» WORK TO BE COMPLETED:
Copy all lines that contain the word "yemant".
>> Begin SOURCE MATERIAL
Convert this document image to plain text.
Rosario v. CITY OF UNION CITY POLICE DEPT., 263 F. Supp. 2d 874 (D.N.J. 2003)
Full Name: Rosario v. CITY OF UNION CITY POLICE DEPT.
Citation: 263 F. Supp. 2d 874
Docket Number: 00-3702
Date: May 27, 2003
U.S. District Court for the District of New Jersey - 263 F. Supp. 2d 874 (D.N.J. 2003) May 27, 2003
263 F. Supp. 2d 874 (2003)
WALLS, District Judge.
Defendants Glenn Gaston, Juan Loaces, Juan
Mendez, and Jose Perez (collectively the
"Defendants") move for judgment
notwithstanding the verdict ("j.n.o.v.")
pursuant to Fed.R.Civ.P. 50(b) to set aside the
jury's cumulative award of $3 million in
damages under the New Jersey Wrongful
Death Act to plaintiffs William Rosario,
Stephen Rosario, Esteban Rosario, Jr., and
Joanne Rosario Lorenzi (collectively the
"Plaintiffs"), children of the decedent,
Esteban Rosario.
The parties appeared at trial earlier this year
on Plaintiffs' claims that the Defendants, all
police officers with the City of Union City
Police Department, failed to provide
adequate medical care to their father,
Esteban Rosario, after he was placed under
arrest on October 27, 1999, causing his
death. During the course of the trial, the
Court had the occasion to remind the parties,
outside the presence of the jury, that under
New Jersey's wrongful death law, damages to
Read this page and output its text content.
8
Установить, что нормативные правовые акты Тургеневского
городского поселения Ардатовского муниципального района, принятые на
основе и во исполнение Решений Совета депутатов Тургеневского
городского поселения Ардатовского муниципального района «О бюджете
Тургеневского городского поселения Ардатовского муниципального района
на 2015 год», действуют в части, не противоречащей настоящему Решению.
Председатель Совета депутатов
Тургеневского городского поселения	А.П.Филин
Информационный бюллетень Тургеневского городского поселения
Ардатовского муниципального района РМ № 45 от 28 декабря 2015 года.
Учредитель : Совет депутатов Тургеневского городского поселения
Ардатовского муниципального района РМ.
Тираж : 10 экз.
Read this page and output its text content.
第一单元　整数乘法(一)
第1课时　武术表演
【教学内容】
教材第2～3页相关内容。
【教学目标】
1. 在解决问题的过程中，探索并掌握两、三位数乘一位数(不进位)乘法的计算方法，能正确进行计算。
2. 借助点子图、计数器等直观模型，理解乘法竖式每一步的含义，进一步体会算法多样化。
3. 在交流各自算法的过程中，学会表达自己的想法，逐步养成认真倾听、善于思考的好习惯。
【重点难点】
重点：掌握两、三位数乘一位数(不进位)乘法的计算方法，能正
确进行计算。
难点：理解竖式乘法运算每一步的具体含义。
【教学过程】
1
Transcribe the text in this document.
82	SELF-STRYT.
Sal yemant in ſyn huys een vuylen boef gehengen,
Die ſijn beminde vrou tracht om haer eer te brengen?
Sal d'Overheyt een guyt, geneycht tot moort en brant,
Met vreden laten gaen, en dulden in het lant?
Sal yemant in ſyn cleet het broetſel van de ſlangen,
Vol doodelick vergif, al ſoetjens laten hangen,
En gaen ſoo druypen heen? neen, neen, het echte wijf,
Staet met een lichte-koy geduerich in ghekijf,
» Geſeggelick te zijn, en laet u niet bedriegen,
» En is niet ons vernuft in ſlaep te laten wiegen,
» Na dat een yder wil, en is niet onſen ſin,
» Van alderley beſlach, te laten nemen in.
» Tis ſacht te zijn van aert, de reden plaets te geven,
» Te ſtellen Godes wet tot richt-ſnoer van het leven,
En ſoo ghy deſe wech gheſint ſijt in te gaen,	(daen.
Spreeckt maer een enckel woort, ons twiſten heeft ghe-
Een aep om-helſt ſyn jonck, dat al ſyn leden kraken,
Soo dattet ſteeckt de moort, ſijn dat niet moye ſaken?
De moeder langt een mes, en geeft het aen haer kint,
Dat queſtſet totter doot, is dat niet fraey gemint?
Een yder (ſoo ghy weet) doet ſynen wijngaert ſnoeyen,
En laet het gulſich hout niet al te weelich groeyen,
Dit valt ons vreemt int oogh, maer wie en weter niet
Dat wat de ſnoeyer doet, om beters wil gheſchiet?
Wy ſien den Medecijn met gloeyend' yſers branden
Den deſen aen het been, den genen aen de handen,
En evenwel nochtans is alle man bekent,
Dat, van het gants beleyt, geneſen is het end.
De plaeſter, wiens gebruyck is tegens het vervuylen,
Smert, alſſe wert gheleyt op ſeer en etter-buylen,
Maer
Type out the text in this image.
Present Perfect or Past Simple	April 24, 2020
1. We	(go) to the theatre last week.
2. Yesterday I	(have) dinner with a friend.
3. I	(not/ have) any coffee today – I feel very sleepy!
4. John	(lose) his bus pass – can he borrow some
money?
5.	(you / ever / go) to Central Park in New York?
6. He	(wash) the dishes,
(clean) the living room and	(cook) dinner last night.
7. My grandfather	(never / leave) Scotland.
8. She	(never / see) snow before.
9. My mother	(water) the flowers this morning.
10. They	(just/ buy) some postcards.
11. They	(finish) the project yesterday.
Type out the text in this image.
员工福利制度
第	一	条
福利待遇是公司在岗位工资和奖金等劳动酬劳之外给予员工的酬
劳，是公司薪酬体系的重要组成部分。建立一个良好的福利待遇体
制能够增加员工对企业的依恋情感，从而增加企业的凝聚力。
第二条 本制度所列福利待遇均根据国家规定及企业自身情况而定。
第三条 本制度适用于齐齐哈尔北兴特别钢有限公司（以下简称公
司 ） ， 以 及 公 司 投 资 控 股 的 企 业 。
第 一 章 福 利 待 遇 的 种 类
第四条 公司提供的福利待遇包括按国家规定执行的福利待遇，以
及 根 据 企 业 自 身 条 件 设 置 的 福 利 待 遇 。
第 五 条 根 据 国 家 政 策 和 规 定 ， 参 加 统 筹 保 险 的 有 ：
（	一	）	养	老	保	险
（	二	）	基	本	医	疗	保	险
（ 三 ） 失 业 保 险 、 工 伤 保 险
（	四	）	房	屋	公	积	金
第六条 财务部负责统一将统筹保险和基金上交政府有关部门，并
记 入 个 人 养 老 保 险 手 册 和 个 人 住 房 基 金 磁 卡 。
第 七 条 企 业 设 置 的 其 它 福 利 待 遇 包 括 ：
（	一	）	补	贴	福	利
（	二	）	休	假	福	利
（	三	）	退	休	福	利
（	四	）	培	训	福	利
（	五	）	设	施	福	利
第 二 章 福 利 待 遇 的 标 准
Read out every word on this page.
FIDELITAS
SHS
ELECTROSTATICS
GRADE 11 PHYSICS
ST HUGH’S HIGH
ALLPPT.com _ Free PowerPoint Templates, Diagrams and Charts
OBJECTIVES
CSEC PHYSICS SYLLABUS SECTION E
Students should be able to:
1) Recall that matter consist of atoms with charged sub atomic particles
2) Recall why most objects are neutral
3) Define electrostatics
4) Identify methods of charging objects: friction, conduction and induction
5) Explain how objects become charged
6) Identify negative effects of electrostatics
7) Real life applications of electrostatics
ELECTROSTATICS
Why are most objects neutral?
>> End SOURCE MATERIAL
» REPLY TO THE EXERCISE:
Sal yemant in ſyn huys een vuylen boef gehengen,
Sal yemant in ſyn cleet het broetſel van de ſlangen,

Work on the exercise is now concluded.